◆ Auszug
----
Gibt es dazu einen Masterplan? Auf jeden Fall. Das hätte sich langfristig ohnehin ergeben, wenn man einen großen Kundenstamm in Europa oder in den USA hat. Die Produktion vor Ort rechnet sich - sowohl ökonomisch als auch aus umweltpolitischer Perspektive. Nun wird es aus Gründen der Resilienz schneller gehen. Wir dürfen das Unternehmen nicht in möglichen künftigen Strafzöllen untergehen lassen. Und gemeinsam mit Volvo wird es auch gelingen, ein internationales Manufacturing aufzubauen. Mit dem Listing im Nasdaq haben wir dem Unternehmen auch neue Türen geöffnet.

Ist der Börsegang aus aktueller Sicht eher Fluch oder Segen? An der Börse gelistet zu sein, ist aktuell für niemanden lustig (lacht). Weil die Börse selbst derzeit in einer schwierigen Phase ist. Natürlich ging es uns dabei vorrangig um die Finanzierung der Expansion. Auf jeden Fall hat es dabei geholfen, das notwendige Mindset sehr schnell in die Firma reinzubringen, dass Profitabilität von Tag eins weg ein wichtiges Thema ist. In der Aufbauphase muss es das Ziel sein, sich so schnell wie möglich selbst finanzieren zu können.

Wann muss es so weit sein? Wenn wir das aktuell geplante Portfolio mit den Modellen 2 bis 5 auf dem Markt haben. Spätestens 2026, wenn der Polestar 5 voll am Markt ist, muss dieser Zustand voll erreicht werden.
----
◆ Bereitgestelltes Material
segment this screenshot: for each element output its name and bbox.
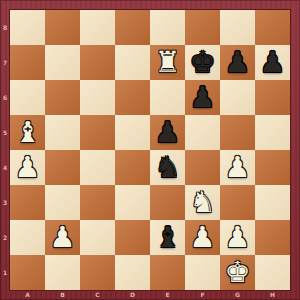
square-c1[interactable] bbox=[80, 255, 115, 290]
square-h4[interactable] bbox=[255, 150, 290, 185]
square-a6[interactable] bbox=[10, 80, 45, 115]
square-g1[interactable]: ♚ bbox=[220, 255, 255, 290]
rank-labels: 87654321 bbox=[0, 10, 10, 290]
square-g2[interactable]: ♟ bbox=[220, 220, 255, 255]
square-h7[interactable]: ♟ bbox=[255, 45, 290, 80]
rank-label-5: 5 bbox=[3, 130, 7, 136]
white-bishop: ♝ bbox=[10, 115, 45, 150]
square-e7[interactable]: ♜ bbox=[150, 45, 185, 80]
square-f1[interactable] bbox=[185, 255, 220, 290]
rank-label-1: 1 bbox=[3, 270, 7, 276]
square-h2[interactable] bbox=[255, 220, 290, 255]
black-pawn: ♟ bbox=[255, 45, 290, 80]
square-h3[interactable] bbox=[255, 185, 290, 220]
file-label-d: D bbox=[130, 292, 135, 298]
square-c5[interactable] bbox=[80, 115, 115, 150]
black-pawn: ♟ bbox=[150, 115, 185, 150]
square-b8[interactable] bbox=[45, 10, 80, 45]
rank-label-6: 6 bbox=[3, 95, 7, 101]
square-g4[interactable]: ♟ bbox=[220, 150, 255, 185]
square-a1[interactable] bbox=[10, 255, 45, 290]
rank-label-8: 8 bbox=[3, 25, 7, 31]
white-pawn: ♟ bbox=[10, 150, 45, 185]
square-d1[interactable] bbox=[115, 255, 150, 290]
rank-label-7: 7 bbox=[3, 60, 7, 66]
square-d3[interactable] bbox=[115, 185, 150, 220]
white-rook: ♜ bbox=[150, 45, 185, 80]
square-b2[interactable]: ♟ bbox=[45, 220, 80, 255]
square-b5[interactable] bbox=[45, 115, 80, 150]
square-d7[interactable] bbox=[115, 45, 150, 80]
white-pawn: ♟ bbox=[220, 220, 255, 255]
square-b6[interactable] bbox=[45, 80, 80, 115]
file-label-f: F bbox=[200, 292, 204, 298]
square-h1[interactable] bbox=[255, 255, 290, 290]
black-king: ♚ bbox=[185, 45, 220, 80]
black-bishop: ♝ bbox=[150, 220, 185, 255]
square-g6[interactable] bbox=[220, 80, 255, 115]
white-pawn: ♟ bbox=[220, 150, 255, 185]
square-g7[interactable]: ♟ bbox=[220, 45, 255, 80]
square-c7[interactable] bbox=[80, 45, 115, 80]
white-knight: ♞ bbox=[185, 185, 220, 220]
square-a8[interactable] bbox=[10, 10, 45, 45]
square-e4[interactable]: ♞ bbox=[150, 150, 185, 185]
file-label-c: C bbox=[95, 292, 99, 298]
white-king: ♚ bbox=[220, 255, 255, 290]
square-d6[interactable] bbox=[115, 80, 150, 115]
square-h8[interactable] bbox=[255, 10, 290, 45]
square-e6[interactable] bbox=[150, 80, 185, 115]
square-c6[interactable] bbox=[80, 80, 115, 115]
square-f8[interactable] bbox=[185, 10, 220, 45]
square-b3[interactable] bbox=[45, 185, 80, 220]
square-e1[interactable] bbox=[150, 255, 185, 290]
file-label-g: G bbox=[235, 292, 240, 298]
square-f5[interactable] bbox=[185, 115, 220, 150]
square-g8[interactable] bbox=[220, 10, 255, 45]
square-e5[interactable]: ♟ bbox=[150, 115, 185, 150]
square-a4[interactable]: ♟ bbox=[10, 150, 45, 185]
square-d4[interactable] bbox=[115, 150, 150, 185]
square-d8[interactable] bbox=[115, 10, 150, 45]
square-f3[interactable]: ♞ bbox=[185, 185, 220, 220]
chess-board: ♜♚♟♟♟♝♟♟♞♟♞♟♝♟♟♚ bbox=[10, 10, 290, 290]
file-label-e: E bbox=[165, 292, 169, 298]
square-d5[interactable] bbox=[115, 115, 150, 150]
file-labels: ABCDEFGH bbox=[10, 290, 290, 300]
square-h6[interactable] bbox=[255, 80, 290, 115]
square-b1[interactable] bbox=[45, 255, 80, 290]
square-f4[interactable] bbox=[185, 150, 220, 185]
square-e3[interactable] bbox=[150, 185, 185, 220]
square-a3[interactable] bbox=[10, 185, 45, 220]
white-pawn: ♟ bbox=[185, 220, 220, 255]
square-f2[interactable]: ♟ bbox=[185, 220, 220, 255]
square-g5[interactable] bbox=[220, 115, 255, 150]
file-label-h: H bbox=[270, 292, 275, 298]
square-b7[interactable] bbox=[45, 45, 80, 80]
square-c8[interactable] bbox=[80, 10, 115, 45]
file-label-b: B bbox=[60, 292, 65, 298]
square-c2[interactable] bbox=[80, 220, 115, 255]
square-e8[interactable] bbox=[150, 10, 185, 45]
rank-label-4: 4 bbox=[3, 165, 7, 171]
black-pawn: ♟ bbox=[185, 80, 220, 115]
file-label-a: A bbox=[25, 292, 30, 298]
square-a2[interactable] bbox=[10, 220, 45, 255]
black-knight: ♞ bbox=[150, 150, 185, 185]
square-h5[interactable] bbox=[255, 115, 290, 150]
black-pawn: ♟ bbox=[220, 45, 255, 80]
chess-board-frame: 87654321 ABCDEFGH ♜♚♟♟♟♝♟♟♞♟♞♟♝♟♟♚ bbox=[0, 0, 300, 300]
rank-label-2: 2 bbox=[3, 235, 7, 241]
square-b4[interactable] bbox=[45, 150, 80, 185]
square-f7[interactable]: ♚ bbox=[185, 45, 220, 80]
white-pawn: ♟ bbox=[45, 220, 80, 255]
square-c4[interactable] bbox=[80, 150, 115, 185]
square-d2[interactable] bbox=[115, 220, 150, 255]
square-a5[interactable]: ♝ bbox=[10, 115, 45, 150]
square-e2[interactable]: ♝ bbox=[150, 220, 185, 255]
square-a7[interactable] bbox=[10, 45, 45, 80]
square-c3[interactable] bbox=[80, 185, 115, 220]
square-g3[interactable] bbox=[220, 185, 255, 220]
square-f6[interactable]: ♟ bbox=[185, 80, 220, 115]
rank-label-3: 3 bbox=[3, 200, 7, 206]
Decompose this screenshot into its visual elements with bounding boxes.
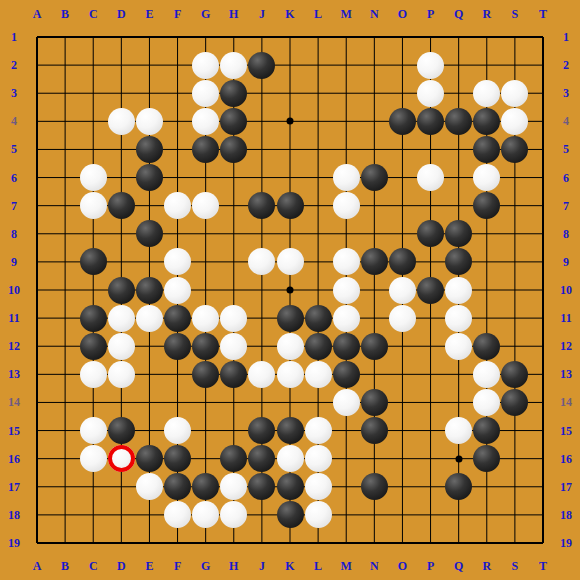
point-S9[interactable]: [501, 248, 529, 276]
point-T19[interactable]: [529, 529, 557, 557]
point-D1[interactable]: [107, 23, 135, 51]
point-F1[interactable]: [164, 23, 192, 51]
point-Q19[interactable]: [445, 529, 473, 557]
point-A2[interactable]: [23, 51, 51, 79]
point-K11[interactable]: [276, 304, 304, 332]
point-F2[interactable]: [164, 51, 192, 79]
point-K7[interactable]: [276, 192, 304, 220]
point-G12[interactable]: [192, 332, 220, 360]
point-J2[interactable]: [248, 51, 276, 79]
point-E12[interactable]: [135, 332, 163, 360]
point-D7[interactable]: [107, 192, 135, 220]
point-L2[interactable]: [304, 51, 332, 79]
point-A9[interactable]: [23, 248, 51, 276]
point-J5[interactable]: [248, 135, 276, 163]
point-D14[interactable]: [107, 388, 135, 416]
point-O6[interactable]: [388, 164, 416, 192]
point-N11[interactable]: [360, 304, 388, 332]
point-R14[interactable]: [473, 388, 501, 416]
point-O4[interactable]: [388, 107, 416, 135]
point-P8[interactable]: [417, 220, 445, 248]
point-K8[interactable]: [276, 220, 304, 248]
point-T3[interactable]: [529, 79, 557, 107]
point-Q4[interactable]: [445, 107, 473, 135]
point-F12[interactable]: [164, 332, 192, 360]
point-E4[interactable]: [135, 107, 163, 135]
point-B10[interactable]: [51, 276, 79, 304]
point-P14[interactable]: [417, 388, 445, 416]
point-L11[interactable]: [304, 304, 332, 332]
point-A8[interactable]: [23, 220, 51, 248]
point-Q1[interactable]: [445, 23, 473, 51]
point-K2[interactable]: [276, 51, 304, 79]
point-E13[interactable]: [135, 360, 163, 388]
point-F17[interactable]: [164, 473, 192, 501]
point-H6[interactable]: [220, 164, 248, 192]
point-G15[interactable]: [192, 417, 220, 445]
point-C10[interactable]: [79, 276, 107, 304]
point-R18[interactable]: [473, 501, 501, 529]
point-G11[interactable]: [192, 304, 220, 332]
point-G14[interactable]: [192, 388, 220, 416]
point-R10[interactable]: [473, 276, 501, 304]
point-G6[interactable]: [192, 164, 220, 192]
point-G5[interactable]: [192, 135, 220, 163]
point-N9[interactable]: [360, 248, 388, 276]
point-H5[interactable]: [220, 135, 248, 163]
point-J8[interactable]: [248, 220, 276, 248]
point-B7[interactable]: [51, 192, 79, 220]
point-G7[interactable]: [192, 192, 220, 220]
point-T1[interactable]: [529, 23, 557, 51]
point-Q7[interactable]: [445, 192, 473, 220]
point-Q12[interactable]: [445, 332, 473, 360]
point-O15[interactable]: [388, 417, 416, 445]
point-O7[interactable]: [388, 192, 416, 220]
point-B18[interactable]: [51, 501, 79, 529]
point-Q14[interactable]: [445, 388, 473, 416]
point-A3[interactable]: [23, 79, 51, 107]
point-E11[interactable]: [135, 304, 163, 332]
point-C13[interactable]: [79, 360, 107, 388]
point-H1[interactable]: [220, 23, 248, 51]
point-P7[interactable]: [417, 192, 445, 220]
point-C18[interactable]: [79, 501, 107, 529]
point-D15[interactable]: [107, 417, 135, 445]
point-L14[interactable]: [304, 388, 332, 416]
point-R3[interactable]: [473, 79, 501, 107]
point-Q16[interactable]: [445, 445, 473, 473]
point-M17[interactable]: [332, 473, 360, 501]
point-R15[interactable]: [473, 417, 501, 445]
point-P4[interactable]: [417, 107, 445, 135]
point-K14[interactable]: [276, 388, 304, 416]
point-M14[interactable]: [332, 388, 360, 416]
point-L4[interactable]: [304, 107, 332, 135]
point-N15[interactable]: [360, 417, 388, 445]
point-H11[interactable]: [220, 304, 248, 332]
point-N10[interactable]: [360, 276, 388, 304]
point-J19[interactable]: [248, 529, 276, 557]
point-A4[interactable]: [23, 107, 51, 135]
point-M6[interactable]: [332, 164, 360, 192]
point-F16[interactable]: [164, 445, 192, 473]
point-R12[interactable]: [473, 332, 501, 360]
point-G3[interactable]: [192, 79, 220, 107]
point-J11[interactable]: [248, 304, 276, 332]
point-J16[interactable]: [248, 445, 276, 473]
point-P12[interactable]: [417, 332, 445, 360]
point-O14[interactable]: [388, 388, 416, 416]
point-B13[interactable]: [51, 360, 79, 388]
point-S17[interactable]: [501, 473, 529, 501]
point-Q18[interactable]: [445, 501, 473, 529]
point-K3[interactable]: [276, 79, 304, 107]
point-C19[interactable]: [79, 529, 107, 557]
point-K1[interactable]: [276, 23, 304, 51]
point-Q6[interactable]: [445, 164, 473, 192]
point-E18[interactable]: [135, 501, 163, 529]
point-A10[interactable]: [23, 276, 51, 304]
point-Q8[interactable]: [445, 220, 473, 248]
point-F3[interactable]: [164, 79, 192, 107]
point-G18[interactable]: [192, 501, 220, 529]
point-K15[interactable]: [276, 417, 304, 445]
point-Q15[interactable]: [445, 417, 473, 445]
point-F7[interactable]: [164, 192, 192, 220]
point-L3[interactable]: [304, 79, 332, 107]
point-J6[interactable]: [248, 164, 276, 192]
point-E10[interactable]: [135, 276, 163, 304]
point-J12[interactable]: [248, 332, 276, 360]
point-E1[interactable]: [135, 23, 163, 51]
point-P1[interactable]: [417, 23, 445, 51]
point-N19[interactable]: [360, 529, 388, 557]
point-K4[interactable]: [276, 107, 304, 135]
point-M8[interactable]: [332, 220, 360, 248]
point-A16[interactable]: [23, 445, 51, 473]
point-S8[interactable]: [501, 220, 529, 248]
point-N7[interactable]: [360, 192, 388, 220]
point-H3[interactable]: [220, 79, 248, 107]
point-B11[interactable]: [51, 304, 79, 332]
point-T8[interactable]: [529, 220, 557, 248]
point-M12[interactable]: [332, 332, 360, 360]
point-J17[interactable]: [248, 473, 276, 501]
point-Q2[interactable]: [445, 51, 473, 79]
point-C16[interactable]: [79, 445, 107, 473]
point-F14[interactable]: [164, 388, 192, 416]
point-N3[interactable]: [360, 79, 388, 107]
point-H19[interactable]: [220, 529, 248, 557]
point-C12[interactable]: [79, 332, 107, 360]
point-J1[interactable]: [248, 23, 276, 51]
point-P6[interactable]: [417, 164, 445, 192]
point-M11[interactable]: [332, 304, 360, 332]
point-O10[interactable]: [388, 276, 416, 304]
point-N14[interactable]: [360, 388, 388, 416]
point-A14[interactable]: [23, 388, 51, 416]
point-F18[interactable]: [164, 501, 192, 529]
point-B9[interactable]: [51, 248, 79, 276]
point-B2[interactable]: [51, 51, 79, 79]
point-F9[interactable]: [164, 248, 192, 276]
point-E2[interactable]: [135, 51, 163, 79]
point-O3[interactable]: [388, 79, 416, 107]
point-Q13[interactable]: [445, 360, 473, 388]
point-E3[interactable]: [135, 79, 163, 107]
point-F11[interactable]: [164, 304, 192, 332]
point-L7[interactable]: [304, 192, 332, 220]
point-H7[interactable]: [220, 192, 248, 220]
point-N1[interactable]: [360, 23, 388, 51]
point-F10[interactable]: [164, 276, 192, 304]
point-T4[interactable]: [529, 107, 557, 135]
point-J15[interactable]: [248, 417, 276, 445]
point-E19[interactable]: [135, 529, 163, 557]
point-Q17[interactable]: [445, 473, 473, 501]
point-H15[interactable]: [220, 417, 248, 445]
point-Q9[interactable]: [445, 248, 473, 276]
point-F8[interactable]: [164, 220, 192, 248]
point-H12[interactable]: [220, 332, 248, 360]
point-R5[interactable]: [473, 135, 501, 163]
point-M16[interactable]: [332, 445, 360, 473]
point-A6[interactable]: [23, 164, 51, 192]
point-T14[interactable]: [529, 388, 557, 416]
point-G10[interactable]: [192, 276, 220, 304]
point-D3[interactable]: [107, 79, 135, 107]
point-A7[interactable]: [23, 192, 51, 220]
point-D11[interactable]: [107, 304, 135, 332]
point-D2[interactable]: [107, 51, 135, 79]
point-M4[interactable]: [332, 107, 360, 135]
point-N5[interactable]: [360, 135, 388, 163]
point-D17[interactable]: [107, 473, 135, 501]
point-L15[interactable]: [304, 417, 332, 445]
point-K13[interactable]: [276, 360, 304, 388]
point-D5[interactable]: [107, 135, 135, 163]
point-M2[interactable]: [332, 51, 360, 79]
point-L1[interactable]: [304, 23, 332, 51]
----
◆ Aufgaben
1 – Gib aus dem Auszug den Abschnitt von „Gibt es dazu“ bis „neue Türen geöffnet.“ wortgetreu wieder.
2 – Bearbeite in den Datensätzen den Abschnitt von der Zeile mit „point-S9[interactable]: [501, 248, 529, 276]“ bis zur Zeile mit „point-B7[interactable]: [51, 192, 79, 220]“, beide eingeschlossen: Setze überall „clickable“ statt „interactable“ ein, lass alles andere unverändert und gib nur diese Zeilen aus.

◆ Lösungen
1 –
Gibt es dazu einen Masterplan? Auf jeden Fall. Das hätte sich langfristig ohnehin ergeben, wenn man einen großen Kundenstamm in Europa oder in den USA hat. Die Produktion vor Ort rechnet sich - sowohl ökonomisch als auch aus umweltpolitischer Perspektive. Nun wird es aus Gründen der Resilienz schneller gehen. Wir dürfen das Unternehmen nicht in möglichen künftigen Strafzöllen untergehen lassen. Und gemeinsam mit Volvo wird es auch gelingen, ein internationales Manufacturing aufzubauen. Mit dem Listing im Nasdaq haben wir dem Unternehmen auch neue Türen geöffnet.

2 –
point-S9[clickable]: [501, 248, 529, 276]
point-T19[clickable]: [529, 529, 557, 557]
point-D1[clickable]: [107, 23, 135, 51]
point-F1[clickable]: [164, 23, 192, 51]
point-Q19[clickable]: [445, 529, 473, 557]
point-A2[clickable]: [23, 51, 51, 79]
point-K11[clickable]: [276, 304, 304, 332]
point-F2[clickable]: [164, 51, 192, 79]
point-K7[clickable]: [276, 192, 304, 220]
point-G12[clickable]: [192, 332, 220, 360]
point-J2[clickable]: [248, 51, 276, 79]
point-E12[clickable]: [135, 332, 163, 360]
point-D7[clickable]: [107, 192, 135, 220]
point-L2[clickable]: [304, 51, 332, 79]
point-A9[clickable]: [23, 248, 51, 276]
point-J5[clickable]: [248, 135, 276, 163]
point-D14[clickable]: [107, 388, 135, 416]
point-O6[clickable]: [388, 164, 416, 192]
point-N11[clickable]: [360, 304, 388, 332]
point-R14[clickable]: [473, 388, 501, 416]
point-O4[clickable]: [388, 107, 416, 135]
point-P8[clickable]: [417, 220, 445, 248]
point-K8[clickable]: [276, 220, 304, 248]
point-T3[clickable]: [529, 79, 557, 107]
point-Q4[clickable]: [445, 107, 473, 135]
point-F12[clickable]: [164, 332, 192, 360]
point-E4[clickable]: [135, 107, 163, 135]
point-B10[clickable]: [51, 276, 79, 304]
point-P14[clickable]: [417, 388, 445, 416]
point-L11[clickable]: [304, 304, 332, 332]
point-A8[clickable]: [23, 220, 51, 248]
point-Q1[clickable]: [445, 23, 473, 51]
point-K2[clickable]: [276, 51, 304, 79]
point-E13[clickable]: [135, 360, 163, 388]
point-F17[clickable]: [164, 473, 192, 501]
point-H6[clickable]: [220, 164, 248, 192]
point-G15[clickable]: [192, 417, 220, 445]
point-C10[clickable]: [79, 276, 107, 304]
point-R18[clickable]: [473, 501, 501, 529]
point-G11[clickable]: [192, 304, 220, 332]
point-G14[clickable]: [192, 388, 220, 416]
point-R10[clickable]: [473, 276, 501, 304]
point-G6[clickable]: [192, 164, 220, 192]
point-G5[clickable]: [192, 135, 220, 163]
point-N9[clickable]: [360, 248, 388, 276]
point-H5[clickable]: [220, 135, 248, 163]
point-J8[clickable]: [248, 220, 276, 248]
point-B7[clickable]: [51, 192, 79, 220]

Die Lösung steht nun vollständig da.